Extracted data entries
☆ ☆ ☆ ☆ ☆

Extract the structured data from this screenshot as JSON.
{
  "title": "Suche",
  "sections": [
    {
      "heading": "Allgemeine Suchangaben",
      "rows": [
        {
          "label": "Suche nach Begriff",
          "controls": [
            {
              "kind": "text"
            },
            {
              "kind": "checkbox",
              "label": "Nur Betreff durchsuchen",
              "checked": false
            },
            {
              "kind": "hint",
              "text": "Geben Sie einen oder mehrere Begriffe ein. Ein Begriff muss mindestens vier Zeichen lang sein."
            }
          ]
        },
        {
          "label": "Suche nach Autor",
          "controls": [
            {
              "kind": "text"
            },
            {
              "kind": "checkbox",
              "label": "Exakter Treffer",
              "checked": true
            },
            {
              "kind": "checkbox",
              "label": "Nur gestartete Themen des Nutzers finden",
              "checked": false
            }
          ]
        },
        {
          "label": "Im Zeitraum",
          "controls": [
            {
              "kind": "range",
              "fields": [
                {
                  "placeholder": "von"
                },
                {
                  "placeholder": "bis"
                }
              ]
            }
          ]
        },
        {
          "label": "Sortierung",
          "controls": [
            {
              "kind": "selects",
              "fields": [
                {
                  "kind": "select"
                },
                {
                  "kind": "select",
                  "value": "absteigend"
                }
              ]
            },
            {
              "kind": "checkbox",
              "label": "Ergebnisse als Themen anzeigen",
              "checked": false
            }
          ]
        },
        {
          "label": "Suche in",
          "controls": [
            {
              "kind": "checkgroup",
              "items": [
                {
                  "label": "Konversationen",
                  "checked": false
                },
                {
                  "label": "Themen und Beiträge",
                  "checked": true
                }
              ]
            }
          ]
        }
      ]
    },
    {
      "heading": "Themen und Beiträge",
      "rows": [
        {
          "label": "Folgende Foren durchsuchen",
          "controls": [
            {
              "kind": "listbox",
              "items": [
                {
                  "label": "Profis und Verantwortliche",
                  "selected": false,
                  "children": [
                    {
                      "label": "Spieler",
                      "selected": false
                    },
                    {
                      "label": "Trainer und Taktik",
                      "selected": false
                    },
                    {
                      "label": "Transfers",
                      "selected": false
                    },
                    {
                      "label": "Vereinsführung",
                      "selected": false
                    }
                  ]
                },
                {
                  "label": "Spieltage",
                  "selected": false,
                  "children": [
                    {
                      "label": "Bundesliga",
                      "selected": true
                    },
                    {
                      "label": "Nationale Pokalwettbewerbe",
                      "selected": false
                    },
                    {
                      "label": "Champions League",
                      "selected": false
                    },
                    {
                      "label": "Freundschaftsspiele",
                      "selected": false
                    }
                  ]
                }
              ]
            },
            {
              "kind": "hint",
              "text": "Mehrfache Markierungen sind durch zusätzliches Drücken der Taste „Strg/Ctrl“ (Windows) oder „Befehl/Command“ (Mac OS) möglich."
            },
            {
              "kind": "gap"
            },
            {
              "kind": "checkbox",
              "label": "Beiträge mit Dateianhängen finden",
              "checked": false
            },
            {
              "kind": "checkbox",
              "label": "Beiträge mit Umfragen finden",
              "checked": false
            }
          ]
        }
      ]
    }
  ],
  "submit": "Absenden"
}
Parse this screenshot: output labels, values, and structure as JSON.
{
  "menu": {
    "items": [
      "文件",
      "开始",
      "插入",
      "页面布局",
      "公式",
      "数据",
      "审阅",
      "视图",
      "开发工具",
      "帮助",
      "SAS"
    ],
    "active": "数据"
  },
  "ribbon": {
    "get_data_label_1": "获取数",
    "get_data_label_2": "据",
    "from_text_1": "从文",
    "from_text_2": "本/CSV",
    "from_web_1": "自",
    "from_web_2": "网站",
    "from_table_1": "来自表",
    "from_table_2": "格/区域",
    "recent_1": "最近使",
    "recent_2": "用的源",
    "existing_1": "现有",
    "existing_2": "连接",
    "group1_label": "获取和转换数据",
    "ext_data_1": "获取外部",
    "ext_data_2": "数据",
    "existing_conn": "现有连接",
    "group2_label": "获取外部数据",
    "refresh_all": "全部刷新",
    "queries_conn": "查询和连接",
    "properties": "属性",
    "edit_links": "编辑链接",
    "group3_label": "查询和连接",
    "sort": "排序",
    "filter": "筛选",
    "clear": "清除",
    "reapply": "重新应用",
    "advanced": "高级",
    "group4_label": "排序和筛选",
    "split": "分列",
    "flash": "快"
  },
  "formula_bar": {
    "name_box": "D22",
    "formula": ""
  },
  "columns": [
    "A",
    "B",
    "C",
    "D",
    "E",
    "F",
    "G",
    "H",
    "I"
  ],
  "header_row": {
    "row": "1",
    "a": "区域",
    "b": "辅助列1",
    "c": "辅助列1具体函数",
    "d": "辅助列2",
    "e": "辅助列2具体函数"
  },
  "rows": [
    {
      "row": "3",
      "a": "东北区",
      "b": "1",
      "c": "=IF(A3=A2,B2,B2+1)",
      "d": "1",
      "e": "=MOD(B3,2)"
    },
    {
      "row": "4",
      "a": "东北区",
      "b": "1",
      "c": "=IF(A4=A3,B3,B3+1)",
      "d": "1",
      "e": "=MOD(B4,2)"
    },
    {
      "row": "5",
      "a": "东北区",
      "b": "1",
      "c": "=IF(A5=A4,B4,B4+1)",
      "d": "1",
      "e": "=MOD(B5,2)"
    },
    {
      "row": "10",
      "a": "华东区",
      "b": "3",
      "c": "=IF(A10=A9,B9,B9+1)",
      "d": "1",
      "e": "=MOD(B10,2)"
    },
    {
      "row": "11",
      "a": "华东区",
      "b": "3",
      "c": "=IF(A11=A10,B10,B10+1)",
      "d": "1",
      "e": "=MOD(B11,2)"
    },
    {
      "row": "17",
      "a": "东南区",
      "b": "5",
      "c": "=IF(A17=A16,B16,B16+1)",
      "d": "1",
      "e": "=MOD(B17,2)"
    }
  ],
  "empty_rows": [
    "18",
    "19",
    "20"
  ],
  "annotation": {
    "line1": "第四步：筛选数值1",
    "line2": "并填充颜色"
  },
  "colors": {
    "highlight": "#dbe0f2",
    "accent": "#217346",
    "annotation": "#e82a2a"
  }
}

☆ ☆ ☆ ☆ ☆

WRITTEN INSTRUCTION. Quote every entry exactly.

WRITTEN RESPONSE.
Extract the structured data from this screenshot as JSON.
{
  "title": "Suche",
  "sections": [
    {
      "heading": "Allgemeine Suchangaben",
      "rows": [
        {
          "label": "Suche nach Begriff",
          "controls": [
            {
              "kind": "text"
            },
            {
              "kind": "checkbox",
              "label": "Nur Betreff durchsuchen",
              "checked": false
            },
            {
              "kind": "hint",
              "text": "Geben Sie einen oder mehrere Begriffe ein. Ein Begriff muss mindestens vier Zeichen lang sein."
            }
          ]
        },
        {
          "label": "Suche nach Autor",
          "controls": [
            {
              "kind": "text"
            },
            {
              "kind": "checkbox",
              "label": "Exakter Treffer",
              "checked": true
            },
            {
              "kind": "checkbox",
              "label": "Nur gestartete Themen des Nutzers finden",
              "checked": false
            }
          ]
        },
        {
          "label": "Im Zeitraum",
          "controls": [
            {
              "kind": "range",
              "fields": [
                {
                  "placeholder": "von"
                },
                {
                  "placeholder": "bis"
                }
              ]
            }
          ]
        },
        {
          "label": "Sortierung",
          "controls": [
            {
              "kind": "selects",
              "fields": [
                {
                  "kind": "select"
                },
                {
                  "kind": "select",
                  "value": "absteigend"
                }
              ]
            },
            {
              "kind": "checkbox",
              "label": "Ergebnisse als Themen anzeigen",
              "checked": false
            }
          ]
        },
        {
          "label": "Suche in",
          "controls": [
            {
              "kind": "checkgroup",
              "items": [
                {
                  "label": "Konversationen",
                  "checked": false
                },
                {
                  "label": "Themen und Beiträge",
                  "checked": true
                }
              ]
            }
          ]
        }
      ]
    },
    {
      "heading": "Themen und Beiträge",
      "rows": [
        {
          "label": "Folgende Foren durchsuchen",
          "controls": [
            {
              "kind": "listbox",
              "items": [
                {
                  "label": "Profis und Verantwortliche",
                  "selected": false,
                  "children": [
                    {
                      "label": "Spieler",
                      "selected": false
                    },
                    {
                      "label": "Trainer und Taktik",
                      "selected": false
                    },
                    {
                      "label": "Transfers",
                      "selected": false
                    },
                    {
                      "label": "Vereinsführung",
                      "selected": false
                    }
                  ]
                },
                {
                  "label": "Spieltage",
                  "selected": false,
                  "children": [
                    {
                      "label": "Bundesliga",
                      "selected": true
                    },
                    {
                      "label": "Nationale Pokalwettbewerbe",
                      "selected": false
                    },
                    {
                      "label": "Champions League",
                      "selected": false
                    },
                    {
                      "label": "Freundschaftsspiele",
                      "selected": false
                    }
                  ]
                }
              ]
            },
            {
              "kind": "hint",
              "text": "Mehrfache Markierungen sind durch zusätzliches Drücken der Taste „Strg/Ctrl“ (Windows) oder „Befehl/Command“ (Mac OS) möglich."
            },
            {
              "kind": "gap"
            },
            {
              "kind": "checkbox",
              "label": "Beiträge mit Dateianhängen finden",
              "checked": false
            },
            {
              "kind": "checkbox",
              "label": "Beiträge mit Umfragen finden",
              "checked": false
            }
          ]
        }
      ]
    }
  ],
  "submit": "Absenden"
}
Parse this screenshot: output labels, values, and structure as JSON.
{
  "menu": {
    "items": [
      "文件",
      "开始",
      "插入",
      "页面布局",
      "公式",
      "数据",
      "审阅",
      "视图",
      "开发工具",
      "帮助",
      "SAS"
    ],
    "active": "数据"
  },
  "ribbon": {
    "get_data_label_1": "获取数",
    "get_data_label_2": "据",
    "from_text_1": "从文",
    "from_text_2": "本/CSV",
    "from_web_1": "自",
    "from_web_2": "网站",
    "from_table_1": "来自表",
    "from_table_2": "格/区域",
    "recent_1": "最近使",
    "recent_2": "用的源",
    "existing_1": "现有",
    "existing_2": "连接",
    "group1_label": "获取和转换数据",
    "ext_data_1": "获取外部",
    "ext_data_2": "数据",
    "existing_conn": "现有连接",
    "group2_label": "获取外部数据",
    "refresh_all": "全部刷新",
    "queries_conn": "查询和连接",
    "properties": "属性",
    "edit_links": "编辑链接",
    "group3_label": "查询和连接",
    "sort": "排序",
    "filter": "筛选",
    "clear": "清除",
    "reapply": "重新应用",
    "advanced": "高级",
    "group4_label": "排序和筛选",
    "split": "分列",
    "flash": "快"
  },
  "formula_bar": {
    "name_box": "D22",
    "formula": ""
  },
  "columns": [
    "A",
    "B",
    "C",
    "D",
    "E",
    "F",
    "G",
    "H",
    "I"
  ],
  "header_row": {
    "row": "1",
    "a": "区域",
    "b": "辅助列1",
    "c": "辅助列1具体函数",
    "d": "辅助列2",
    "e": "辅助列2具体函数"
  },
  "rows": [
    {
      "row": "3",
      "a": "东北区",
      "b": "1",
      "c": "=IF(A3=A2,B2,B2+1)",
      "d": "1",
      "e": "=MOD(B3,2)"
    },
    {
      "row": "4",
      "a": "东北区",
      "b": "1",
      "c": "=IF(A4=A3,B3,B3+1)",
      "d": "1",
      "e": "=MOD(B4,2)"
    },
    {
      "row": "5",
      "a": "东北区",
      "b": "1",
      "c": "=IF(A5=A4,B4,B4+1)",
      "d": "1",
      "e": "=MOD(B5,2)"
    },
    {
      "row": "10",
      "a": "华东区",
      "b": "3",
      "c": "=IF(A10=A9,B9,B9+1)",
      "d": "1",
      "e": "=MOD(B10,2)"
    },
    {
      "row": "11",
      "a": "华东区",
      "b": "3",
      "c": "=IF(A11=A10,B10,B10+1)",
      "d": "1",
      "e": "=MOD(B11,2)"
    },
    {
      "row": "17",
      "a": "东南区",
      "b": "5",
      "c": "=IF(A17=A16,B16,B16+1)",
      "d": "1",
      "e": "=MOD(B17,2)"
    }
  ],
  "empty_rows": [
    "18",
    "19",
    "20"
  ],
  "annotation": {
    "line1": "第四步：筛选数值1",
    "line2": "并填充颜色"
  },
  "colors": {
    "highlight": "#dbe0f2",
    "accent": "#217346",
    "annotation": "#e82a2a"
  }
}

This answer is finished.